### DÉFIS
[1] Dans la critique des polars parus chez Delcourt, quel surnom est donné au tueur en série de « Zone 10 » ?
[2] Reprenez la critique des polars parus chez Delcourt juste après sa dernière phrase.

### TEXTE SOURCE
Polars chez Delcourt

Deux excellents polars sont récemment parus chez Delcourt : « Sam & Twitch » et « Zone 10 ». Pratiquement dix ans séparent la création de ces deux œuvres, ce qui confirme une fois de plus combien le polar a regagné ses lettres de noblesse dans les comics, et ne cesse d’évoluer. Tant mieux !

« Zone 10 »

Voilà un polar bien hardboiled, rythmé, tendu, nerveux, sombre et manipulateur : un vrai bonheur pour les amateurs du genre. Ficelé avec science et dessiné dans une belle tradition réaliste, « Zone 10 » est une sorte de roman noir ésotérique, un polar flirtant avec le fantastique et l’horreur sans jamais perdre de sa substance bien ancrée dans le réel. Nous sommes à New York. Un tueur en série surnommé Henri VIII laisse dans son sillage des victimes que l’on retrouve décapitées… Qui peut bien être ce tueur fou, et surtout pourquoi coupe-t-il les têtes des personnes qu’il assassine ? L’inspecteur Adam Kamen va mener l’enquête. Mais son destin va basculer lors d’une arrestation qui tourne mal et où il va être grièvement blessé. Étrangement, cet accident semble rejoindre les obsessions du tueur… Que se passe-t-il donc ? Le cheminement de cette enquête va petit à petit plonger Adam Kamen dans un violent imbroglio où il va devoir rester ultra vigilant pour ne pas dérailler malgré lui… mais aussi avoir assez de cran pour dérailler complètement afin de toucher le tueur au plus près ! Sa raison et les logiques criminelles habituelles vont en effet être mises à mal tout au long de l’enquête, hypnotisant le lecteur et l’embringuant inexorablement dans la mécanique implacable du récit. Ce polar est si original et inventif que mon souci de ne pas révéler les intrigues aux internautes aura rarement été aussi fort que pour cet album, tant les surprises qui vous attendent sont nombreuses. En 180 pages, « Zone 10 » a tout l’espace pour déployer son venin implacable… pour notre plus grand plaisir.

### EXTRAITS DE DONNÉES
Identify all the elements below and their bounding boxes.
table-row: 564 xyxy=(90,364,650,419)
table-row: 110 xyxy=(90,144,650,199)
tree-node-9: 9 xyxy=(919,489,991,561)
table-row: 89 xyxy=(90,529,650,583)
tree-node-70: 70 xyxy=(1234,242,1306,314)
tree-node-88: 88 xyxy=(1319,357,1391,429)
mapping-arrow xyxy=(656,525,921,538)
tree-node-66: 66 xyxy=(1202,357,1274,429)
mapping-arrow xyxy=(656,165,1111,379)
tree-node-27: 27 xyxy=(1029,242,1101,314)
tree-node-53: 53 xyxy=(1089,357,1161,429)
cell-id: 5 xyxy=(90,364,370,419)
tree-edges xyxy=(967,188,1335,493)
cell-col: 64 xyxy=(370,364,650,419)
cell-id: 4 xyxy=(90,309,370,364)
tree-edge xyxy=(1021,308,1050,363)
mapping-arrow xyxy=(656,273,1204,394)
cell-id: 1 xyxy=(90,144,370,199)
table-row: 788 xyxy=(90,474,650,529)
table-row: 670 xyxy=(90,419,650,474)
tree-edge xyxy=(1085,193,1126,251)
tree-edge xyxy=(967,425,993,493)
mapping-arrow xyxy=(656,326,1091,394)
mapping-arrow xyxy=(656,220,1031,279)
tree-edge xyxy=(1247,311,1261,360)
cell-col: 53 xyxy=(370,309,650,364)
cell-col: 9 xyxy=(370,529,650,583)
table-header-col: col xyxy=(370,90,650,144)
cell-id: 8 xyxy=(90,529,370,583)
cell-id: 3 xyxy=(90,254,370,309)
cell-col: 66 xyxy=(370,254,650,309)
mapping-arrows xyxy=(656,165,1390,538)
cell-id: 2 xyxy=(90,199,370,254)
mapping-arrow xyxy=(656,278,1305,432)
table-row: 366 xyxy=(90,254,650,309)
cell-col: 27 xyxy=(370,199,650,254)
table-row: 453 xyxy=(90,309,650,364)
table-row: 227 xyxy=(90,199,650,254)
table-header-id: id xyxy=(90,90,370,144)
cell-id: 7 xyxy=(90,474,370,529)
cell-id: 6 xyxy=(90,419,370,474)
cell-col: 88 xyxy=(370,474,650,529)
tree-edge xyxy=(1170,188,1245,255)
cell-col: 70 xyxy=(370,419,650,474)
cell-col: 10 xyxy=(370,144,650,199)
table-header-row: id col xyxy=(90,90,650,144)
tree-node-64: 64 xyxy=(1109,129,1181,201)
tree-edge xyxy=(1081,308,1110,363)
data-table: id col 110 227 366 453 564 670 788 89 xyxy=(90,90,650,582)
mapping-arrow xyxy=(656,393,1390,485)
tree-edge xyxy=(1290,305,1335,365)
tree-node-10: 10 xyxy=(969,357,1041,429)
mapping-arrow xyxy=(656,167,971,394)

### RÉPONSES AUX EXERCICES
[1] Henri VIII.

[2]
Âmes sensibles s’abstenir, car au-delà de la forme narrative très classique employée par Gage (à très bon escient, digne des meilleurs polars), c’est bien un voyage au plus profond de nos peurs que nous convie cet auteur inspiré. Une enquête comme un périple où l’angoisse se révèle en prenant des visages faussement anodins. La tension et le mystère ne cessent d’aller crescendo, même lorsque des éléments nous font mieux comprendre ce qui se trame derrière l’enquête. Le héros, Adam Kamen, est un dur mais pas un abruti, dans la droite lignée du roman noir : volontaire mais quelque peu paumé, brisé, névrosé, marqué par des événements de sa vie passée qui continuent de le hanter. Il va pourtant devoir apprendre à regarder ses peurs en face, assumer ses failles, accepter ses béances et ne pas oublier ses propres nuances pour avancer sans suivre les fausses pistes qui vont s’accumuler… et peut-être redevenir ce qu’il doit être. Les personnages secondaires sont intéressants et bien sentis, comme le Dr Avery qui va jouer un grand rôle dans la vie de l’inspecteur. L’ambiance générale et la cohérence du contexte sont remarquablement bien campées, au point que Gage a reçu des éloges venant notamment d’Aaron ou de Carey : c’est un signe !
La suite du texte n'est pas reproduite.